** BEGIN INFORMATION SUPPLIED **

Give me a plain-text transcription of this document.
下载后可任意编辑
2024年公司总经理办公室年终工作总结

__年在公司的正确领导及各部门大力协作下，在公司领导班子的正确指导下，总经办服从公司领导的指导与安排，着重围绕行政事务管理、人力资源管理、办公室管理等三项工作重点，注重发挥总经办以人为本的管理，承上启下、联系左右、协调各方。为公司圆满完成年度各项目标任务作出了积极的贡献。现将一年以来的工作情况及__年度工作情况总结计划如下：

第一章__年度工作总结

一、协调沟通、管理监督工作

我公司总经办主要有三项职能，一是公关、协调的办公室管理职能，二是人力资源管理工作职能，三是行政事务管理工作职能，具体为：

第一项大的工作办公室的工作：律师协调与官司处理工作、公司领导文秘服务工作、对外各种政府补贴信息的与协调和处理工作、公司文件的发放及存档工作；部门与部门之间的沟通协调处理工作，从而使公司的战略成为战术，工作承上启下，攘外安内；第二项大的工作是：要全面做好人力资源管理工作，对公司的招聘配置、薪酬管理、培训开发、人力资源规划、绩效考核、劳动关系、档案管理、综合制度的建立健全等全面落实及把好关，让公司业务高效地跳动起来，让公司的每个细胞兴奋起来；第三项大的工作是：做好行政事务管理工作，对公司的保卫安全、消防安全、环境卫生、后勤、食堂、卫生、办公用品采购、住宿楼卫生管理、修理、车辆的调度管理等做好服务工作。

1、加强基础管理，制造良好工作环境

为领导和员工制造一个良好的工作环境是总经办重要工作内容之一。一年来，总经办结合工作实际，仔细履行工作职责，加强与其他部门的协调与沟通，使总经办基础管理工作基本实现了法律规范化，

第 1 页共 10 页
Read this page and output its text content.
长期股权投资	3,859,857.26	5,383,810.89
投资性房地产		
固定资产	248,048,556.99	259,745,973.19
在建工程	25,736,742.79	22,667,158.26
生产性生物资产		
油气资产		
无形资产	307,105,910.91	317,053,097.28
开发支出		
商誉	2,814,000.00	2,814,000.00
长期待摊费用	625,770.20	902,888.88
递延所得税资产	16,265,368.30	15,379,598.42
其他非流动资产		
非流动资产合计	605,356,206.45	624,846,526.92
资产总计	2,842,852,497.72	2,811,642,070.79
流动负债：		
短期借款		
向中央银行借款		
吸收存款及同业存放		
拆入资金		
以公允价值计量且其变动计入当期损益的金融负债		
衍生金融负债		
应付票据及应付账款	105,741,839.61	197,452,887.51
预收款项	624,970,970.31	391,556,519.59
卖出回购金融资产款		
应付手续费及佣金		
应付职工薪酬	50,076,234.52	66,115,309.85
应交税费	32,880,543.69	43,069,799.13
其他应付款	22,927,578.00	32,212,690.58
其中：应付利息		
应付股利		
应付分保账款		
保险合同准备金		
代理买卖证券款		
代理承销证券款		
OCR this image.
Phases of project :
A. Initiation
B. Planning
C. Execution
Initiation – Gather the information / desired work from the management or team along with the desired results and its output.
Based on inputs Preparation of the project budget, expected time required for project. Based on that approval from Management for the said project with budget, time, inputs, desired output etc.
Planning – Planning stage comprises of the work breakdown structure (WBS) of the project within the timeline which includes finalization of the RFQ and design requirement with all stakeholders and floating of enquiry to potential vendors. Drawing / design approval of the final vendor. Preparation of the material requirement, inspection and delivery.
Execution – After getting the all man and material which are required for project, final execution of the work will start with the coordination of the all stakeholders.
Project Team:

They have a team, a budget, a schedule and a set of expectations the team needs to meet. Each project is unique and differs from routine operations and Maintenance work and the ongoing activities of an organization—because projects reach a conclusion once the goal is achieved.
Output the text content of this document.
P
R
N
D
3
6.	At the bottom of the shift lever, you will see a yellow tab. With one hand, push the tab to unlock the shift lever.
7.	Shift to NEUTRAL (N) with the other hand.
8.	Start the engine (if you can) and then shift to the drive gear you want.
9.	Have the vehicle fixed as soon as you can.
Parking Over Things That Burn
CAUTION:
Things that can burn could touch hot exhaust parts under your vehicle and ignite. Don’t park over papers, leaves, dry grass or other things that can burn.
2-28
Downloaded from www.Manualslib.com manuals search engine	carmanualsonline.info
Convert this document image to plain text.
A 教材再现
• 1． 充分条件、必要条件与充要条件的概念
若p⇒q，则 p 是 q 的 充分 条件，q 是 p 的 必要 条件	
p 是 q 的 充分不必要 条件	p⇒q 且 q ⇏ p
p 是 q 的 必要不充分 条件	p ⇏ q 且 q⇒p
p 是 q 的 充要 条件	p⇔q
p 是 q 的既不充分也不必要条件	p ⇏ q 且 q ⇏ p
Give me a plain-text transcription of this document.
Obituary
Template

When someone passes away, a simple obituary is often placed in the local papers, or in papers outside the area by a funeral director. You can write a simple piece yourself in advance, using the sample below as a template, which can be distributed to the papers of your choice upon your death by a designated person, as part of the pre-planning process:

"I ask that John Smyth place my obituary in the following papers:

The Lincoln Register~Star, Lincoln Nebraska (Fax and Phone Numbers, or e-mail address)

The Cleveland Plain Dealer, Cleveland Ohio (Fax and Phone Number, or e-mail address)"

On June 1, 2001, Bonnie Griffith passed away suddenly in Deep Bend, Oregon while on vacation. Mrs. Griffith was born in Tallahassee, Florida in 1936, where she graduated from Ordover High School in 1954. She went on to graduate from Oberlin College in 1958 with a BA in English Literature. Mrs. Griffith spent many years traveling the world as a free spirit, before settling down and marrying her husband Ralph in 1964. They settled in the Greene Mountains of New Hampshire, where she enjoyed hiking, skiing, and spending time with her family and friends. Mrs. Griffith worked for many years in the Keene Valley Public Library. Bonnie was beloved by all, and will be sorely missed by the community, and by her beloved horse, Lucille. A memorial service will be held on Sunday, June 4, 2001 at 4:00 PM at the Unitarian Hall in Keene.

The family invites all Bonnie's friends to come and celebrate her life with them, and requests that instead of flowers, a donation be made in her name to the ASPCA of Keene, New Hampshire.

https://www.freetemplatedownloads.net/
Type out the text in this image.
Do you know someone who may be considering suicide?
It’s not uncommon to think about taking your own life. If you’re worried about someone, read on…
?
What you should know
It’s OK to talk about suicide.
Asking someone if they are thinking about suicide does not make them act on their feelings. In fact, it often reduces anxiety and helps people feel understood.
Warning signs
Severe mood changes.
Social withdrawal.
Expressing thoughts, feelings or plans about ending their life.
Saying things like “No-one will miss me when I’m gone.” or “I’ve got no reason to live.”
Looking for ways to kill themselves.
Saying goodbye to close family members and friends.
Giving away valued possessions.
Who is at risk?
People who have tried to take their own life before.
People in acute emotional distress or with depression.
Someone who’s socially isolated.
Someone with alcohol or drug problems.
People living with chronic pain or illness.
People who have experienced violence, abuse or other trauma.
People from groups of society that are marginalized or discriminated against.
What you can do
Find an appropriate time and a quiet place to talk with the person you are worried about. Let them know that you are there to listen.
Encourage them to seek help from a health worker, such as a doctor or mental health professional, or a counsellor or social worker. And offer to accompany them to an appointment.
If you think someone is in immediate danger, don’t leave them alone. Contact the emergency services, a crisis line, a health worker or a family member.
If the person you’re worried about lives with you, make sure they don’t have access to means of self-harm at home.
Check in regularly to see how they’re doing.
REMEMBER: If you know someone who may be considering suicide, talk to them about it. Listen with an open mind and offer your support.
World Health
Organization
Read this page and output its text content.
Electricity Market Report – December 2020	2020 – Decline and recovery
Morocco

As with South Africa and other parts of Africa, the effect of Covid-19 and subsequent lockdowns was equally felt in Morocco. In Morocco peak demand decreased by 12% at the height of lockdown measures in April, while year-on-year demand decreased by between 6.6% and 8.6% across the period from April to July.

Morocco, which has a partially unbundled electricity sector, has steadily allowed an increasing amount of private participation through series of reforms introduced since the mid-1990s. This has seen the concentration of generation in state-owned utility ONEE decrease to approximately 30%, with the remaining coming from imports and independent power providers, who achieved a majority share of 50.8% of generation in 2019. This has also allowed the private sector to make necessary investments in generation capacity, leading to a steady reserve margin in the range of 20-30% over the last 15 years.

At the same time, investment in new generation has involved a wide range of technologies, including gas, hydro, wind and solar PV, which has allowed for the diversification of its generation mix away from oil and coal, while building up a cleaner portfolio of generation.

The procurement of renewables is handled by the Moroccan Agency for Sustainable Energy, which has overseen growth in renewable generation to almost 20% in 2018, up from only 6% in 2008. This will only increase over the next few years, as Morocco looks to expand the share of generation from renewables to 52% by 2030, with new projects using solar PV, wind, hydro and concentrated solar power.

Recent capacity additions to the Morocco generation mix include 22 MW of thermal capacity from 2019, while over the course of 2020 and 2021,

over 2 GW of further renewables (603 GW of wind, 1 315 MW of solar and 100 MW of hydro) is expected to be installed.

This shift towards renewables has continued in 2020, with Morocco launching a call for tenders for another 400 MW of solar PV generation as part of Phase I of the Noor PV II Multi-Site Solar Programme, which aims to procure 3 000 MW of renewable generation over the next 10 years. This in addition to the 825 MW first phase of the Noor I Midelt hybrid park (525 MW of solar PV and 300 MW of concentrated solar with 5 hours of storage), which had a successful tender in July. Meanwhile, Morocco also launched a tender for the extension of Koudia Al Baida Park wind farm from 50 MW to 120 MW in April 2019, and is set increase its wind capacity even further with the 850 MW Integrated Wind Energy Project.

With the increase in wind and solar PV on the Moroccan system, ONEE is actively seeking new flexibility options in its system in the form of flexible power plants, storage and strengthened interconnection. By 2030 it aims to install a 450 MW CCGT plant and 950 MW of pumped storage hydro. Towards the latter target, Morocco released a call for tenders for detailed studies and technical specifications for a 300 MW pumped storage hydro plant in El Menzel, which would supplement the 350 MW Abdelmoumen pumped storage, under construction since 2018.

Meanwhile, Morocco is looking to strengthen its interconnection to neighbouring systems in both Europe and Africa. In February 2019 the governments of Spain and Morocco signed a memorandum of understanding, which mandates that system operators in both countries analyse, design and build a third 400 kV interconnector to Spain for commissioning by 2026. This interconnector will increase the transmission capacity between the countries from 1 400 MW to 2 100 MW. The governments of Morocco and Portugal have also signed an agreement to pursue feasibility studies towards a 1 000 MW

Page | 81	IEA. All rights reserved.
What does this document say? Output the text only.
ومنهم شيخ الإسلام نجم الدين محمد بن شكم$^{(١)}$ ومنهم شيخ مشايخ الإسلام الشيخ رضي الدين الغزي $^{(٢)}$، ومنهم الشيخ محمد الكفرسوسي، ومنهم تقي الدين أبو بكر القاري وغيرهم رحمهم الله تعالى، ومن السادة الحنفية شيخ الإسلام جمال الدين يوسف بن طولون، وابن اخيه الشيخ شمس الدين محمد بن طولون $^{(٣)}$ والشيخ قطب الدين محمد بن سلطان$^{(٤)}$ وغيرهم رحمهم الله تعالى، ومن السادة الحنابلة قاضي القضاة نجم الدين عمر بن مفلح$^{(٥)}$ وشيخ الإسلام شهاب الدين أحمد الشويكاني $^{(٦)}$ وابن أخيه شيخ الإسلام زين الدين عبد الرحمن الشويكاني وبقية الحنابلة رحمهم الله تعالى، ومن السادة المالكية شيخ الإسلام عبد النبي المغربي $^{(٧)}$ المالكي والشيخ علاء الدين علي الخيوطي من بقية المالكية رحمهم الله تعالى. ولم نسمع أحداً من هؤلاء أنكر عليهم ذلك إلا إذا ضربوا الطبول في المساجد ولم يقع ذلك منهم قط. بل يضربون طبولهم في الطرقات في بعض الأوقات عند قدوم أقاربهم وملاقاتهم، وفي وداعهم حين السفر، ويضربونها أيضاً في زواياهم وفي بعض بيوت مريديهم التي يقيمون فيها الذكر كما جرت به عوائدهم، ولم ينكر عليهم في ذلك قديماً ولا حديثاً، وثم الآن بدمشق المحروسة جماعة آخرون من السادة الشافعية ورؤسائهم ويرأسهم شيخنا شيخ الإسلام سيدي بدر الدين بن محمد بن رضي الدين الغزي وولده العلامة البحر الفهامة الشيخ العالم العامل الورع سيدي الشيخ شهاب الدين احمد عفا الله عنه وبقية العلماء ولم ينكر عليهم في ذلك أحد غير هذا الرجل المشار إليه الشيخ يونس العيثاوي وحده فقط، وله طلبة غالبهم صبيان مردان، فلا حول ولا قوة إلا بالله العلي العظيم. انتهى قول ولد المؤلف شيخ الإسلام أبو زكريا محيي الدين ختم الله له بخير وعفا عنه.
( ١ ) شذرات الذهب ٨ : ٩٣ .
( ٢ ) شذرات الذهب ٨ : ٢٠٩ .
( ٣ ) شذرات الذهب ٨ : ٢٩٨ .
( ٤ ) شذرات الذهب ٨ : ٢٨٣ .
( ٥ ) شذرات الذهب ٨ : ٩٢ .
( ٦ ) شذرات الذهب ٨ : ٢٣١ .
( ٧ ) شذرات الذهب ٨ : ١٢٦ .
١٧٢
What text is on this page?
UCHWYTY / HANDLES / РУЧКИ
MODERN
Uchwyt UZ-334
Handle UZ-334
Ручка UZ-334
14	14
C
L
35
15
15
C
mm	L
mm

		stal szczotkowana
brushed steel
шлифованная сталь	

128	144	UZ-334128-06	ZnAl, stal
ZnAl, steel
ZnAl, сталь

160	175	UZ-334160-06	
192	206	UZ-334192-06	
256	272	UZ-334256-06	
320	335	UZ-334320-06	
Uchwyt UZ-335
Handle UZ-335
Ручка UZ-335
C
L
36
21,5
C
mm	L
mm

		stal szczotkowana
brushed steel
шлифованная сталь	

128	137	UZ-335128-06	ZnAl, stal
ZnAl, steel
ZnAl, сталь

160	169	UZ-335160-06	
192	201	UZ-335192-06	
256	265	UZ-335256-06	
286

** END INFORMATION SUPPLIED **

Search the lines for "expected". Copy each line that has it.

_EXERCISE RESULT_.
Based on inputs Preparation of the project budget, expected time required for project. Based on that approval from Management for the said project with budget, time, inputs, desired output etc.
over 2 GW of further renewables (603 GW of wind, 1 315 MW of solar and 100 MW of hydro) is expected to be installed.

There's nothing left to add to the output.